## REQUEST
Every line of the listing must be reproduced as it stands. Leave the images behind.

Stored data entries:
========================================

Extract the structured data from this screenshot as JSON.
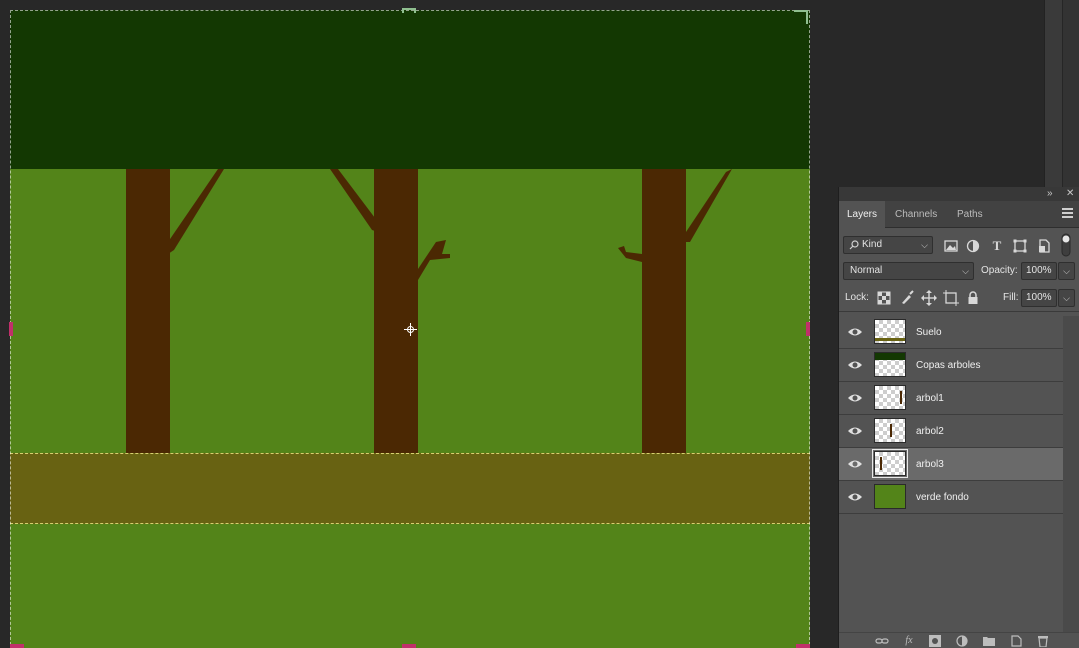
{
  "colors": {
    "canopy": "#133802",
    "grass": "#538419",
    "ground": "#686212",
    "trunk": "#4b2803"
  },
  "panel": {
    "tabs": [
      {
        "label": "Layers",
        "active": true
      },
      {
        "label": "Channels",
        "active": false
      },
      {
        "label": "Paths",
        "active": false
      }
    ],
    "filter": {
      "label": "Kind"
    },
    "blend_mode": "Normal",
    "opacity_label": "Opacity:",
    "opacity_value": "100%",
    "lock_label": "Lock:",
    "fill_label": "Fill:",
    "fill_value": "100%",
    "filter_icons": [
      "image-filter-icon",
      "adjustment-filter-icon",
      "type-filter-icon",
      "shape-filter-icon",
      "smart-object-filter-icon",
      "filter-toggle-icon"
    ],
    "lock_icons": [
      "lock-transparent-pixels-icon",
      "lock-image-pixels-icon",
      "lock-position-icon",
      "lock-artboard-icon",
      "lock-all-icon"
    ],
    "bottom_icons": [
      "link-layers-icon",
      "fx-icon",
      "add-mask-icon",
      "new-adjustment-icon",
      "new-group-icon",
      "new-layer-icon",
      "delete-layer-icon"
    ],
    "layers": [
      {
        "name": "Suelo",
        "visible": true,
        "selected": false
      },
      {
        "name": "Copas arboles",
        "visible": true,
        "selected": false
      },
      {
        "name": "arbol1",
        "visible": true,
        "selected": false
      },
      {
        "name": "arbol2",
        "visible": true,
        "selected": false
      },
      {
        "name": "arbol3",
        "visible": true,
        "selected": true
      },
      {
        "name": "verde fondo",
        "visible": true,
        "selected": false
      }
    ]
  }
}
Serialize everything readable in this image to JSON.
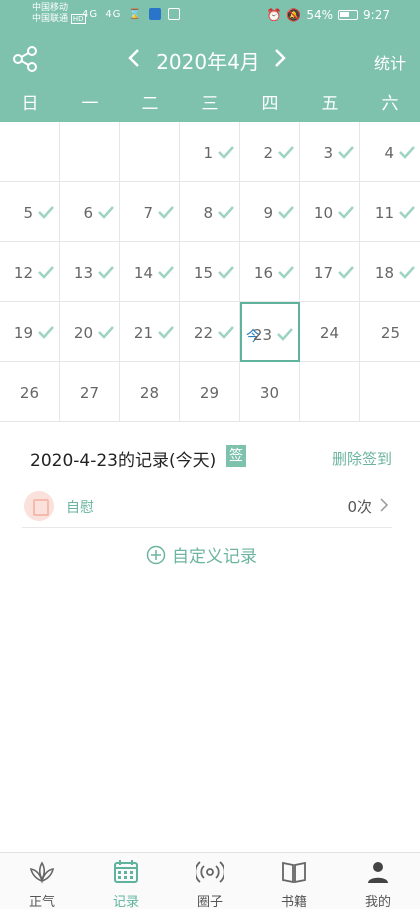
{
  "status_bar": {
    "carrier1": "中国移动",
    "carrier2": "中国联通",
    "hd": "HD",
    "signal1": "4G",
    "signal2": "4G",
    "battery": "54%",
    "time": "9:27"
  },
  "header": {
    "month_title": "2020年4月",
    "stats_label": "统计",
    "share_icon": "share-icon",
    "prev_icon": "chevron-left-icon",
    "next_icon": "chevron-right-icon",
    "bg_color": "#7ec2ad"
  },
  "weekdays": [
    "日",
    "一",
    "二",
    "三",
    "四",
    "五",
    "六"
  ],
  "calendar": {
    "rows": [
      [
        {
          "d": "",
          "c": false
        },
        {
          "d": "",
          "c": false
        },
        {
          "d": "",
          "c": false
        },
        {
          "d": "1",
          "c": true
        },
        {
          "d": "2",
          "c": true
        },
        {
          "d": "3",
          "c": true
        },
        {
          "d": "4",
          "c": true
        }
      ],
      [
        {
          "d": "5",
          "c": true
        },
        {
          "d": "6",
          "c": true
        },
        {
          "d": "7",
          "c": true
        },
        {
          "d": "8",
          "c": true
        },
        {
          "d": "9",
          "c": true
        },
        {
          "d": "10",
          "c": true
        },
        {
          "d": "11",
          "c": true
        }
      ],
      [
        {
          "d": "12",
          "c": true
        },
        {
          "d": "13",
          "c": true
        },
        {
          "d": "14",
          "c": true
        },
        {
          "d": "15",
          "c": true
        },
        {
          "d": "16",
          "c": true
        },
        {
          "d": "17",
          "c": true
        },
        {
          "d": "18",
          "c": true
        }
      ],
      [
        {
          "d": "19",
          "c": true
        },
        {
          "d": "20",
          "c": true
        },
        {
          "d": "21",
          "c": true
        },
        {
          "d": "22",
          "c": true
        },
        {
          "d": "23",
          "c": true,
          "today": true
        },
        {
          "d": "24",
          "c": false
        },
        {
          "d": "25",
          "c": false
        }
      ],
      [
        {
          "d": "26",
          "c": false
        },
        {
          "d": "27",
          "c": false
        },
        {
          "d": "28",
          "c": false
        },
        {
          "d": "29",
          "c": false
        },
        {
          "d": "30",
          "c": false
        },
        {
          "d": "",
          "c": false
        },
        {
          "d": "",
          "c": false
        }
      ]
    ],
    "today_mark": "今",
    "check_color": "#9fd3c4"
  },
  "record": {
    "title": "2020-4-23的记录(今天)",
    "sign_badge": "签",
    "delete_label": "删除签到",
    "item_label": "自慰",
    "item_count": "0次",
    "custom_label": "自定义记录"
  },
  "tabbar": {
    "tabs": [
      {
        "label": "正气",
        "icon": "lotus-icon",
        "active": false
      },
      {
        "label": "记录",
        "icon": "calendar-icon",
        "active": true
      },
      {
        "label": "圈子",
        "icon": "broadcast-icon",
        "active": false
      },
      {
        "label": "书籍",
        "icon": "book-icon",
        "active": false
      },
      {
        "label": "我的",
        "icon": "person-icon",
        "active": false
      }
    ]
  }
}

========================================

## OUTPUT OF THE EXERCISE
Extract the structured data from this screenshot as JSON.
{
  "colors": {
    "canopy": "#133802",
    "grass": "#538419",
    "ground": "#686212",
    "trunk": "#4b2803"
  },
  "panel": {
    "tabs": [
      {
        "label": "Layers",
        "active": true
      },
      {
        "label": "Channels",
        "active": false
      },
      {
        "label": "Paths",
        "active": false
      }
    ],
    "filter": {
      "label": "Kind"
    },
    "blend_mode": "Normal",
    "opacity_label": "Opacity:",
    "opacity_value": "100%",
    "lock_label": "Lock:",
    "fill_label": "Fill:",
    "fill_value": "100%",
    "filter_icons": [
      "image-filter-icon",
      "adjustment-filter-icon",
      "type-filter-icon",
      "shape-filter-icon",
      "smart-object-filter-icon",
      "filter-toggle-icon"
    ],
    "lock_icons": [
      "lock-transparent-pixels-icon",
      "lock-image-pixels-icon",
      "lock-position-icon",
      "lock-artboard-icon",
      "lock-all-icon"
    ],
    "bottom_icons": [
      "link-layers-icon",
      "fx-icon",
      "add-mask-icon",
      "new-adjustment-icon",
      "new-group-icon",
      "new-layer-icon",
      "delete-layer-icon"
    ],
    "layers": [
      {
        "name": "Suelo",
        "visible": true,
        "selected": false
      },
      {
        "name": "Copas arboles",
        "visible": true,
        "selected": false
      },
      {
        "name": "arbol1",
        "visible": true,
        "selected": false
      },
      {
        "name": "arbol2",
        "visible": true,
        "selected": false
      },
      {
        "name": "arbol3",
        "visible": true,
        "selected": true
      },
      {
        "name": "verde fondo",
        "visible": true,
        "selected": false
      }
    ]
  }
}
Serialize everything readable in this image to JSON.
{
  "status_bar": {
    "carrier1": "中国移动",
    "carrier2": "中国联通",
    "hd": "HD",
    "signal1": "4G",
    "signal2": "4G",
    "battery": "54%",
    "time": "9:27"
  },
  "header": {
    "month_title": "2020年4月",
    "stats_label": "统计",
    "share_icon": "share-icon",
    "prev_icon": "chevron-left-icon",
    "next_icon": "chevron-right-icon",
    "bg_color": "#7ec2ad"
  },
  "weekdays": [
    "日",
    "一",
    "二",
    "三",
    "四",
    "五",
    "六"
  ],
  "calendar": {
    "rows": [
      [
        {
          "d": "",
          "c": false
        },
        {
          "d": "",
          "c": false
        },
        {
          "d": "",
          "c": false
        },
        {
          "d": "1",
          "c": true
        },
        {
          "d": "2",
          "c": true
        },
        {
          "d": "3",
          "c": true
        },
        {
          "d": "4",
          "c": true
        }
      ],
      [
        {
          "d": "5",
          "c": true
        },
        {
          "d": "6",
          "c": true
        },
        {
          "d": "7",
          "c": true
        },
        {
          "d": "8",
          "c": true
        },
        {
          "d": "9",
          "c": true
        },
        {
          "d": "10",
          "c": true
        },
        {
          "d": "11",
          "c": true
        }
      ],
      [
        {
          "d": "12",
          "c": true
        },
        {
          "d": "13",
          "c": true
        },
        {
          "d": "14",
          "c": true
        },
        {
          "d": "15",
          "c": true
        },
        {
          "d": "16",
          "c": true
        },
        {
          "d": "17",
          "c": true
        },
        {
          "d": "18",
          "c": true
        }
      ],
      [
        {
          "d": "19",
          "c": true
        },
        {
          "d": "20",
          "c": true
        },
        {
          "d": "21",
          "c": true
        },
        {
          "d": "22",
          "c": true
        },
        {
          "d": "23",
          "c": true,
          "today": true
        },
        {
          "d": "24",
          "c": false
        },
        {
          "d": "25",
          "c": false
        }
      ],
      [
        {
          "d": "26",
          "c": false
        },
        {
          "d": "27",
          "c": false
        },
        {
          "d": "28",
          "c": false
        },
        {
          "d": "29",
          "c": false
        },
        {
          "d": "30",
          "c": false
        },
        {
          "d": "",
          "c": false
        },
        {
          "d": "",
          "c": false
        }
      ]
    ],
    "today_mark": "今",
    "check_color": "#9fd3c4"
  },
  "record": {
    "title": "2020-4-23的记录(今天)",
    "sign_badge": "签",
    "delete_label": "删除签到",
    "item_label": "自慰",
    "item_count": "0次",
    "custom_label": "自定义记录"
  },
  "tabbar": {
    "tabs": [
      {
        "label": "正气",
        "icon": "lotus-icon",
        "active": false
      },
      {
        "label": "记录",
        "icon": "calendar-icon",
        "active": true
      },
      {
        "label": "圈子",
        "icon": "broadcast-icon",
        "active": false
      },
      {
        "label": "书籍",
        "icon": "book-icon",
        "active": false
      },
      {
        "label": "我的",
        "icon": "person-icon",
        "active": false
      }
    ]
  }
}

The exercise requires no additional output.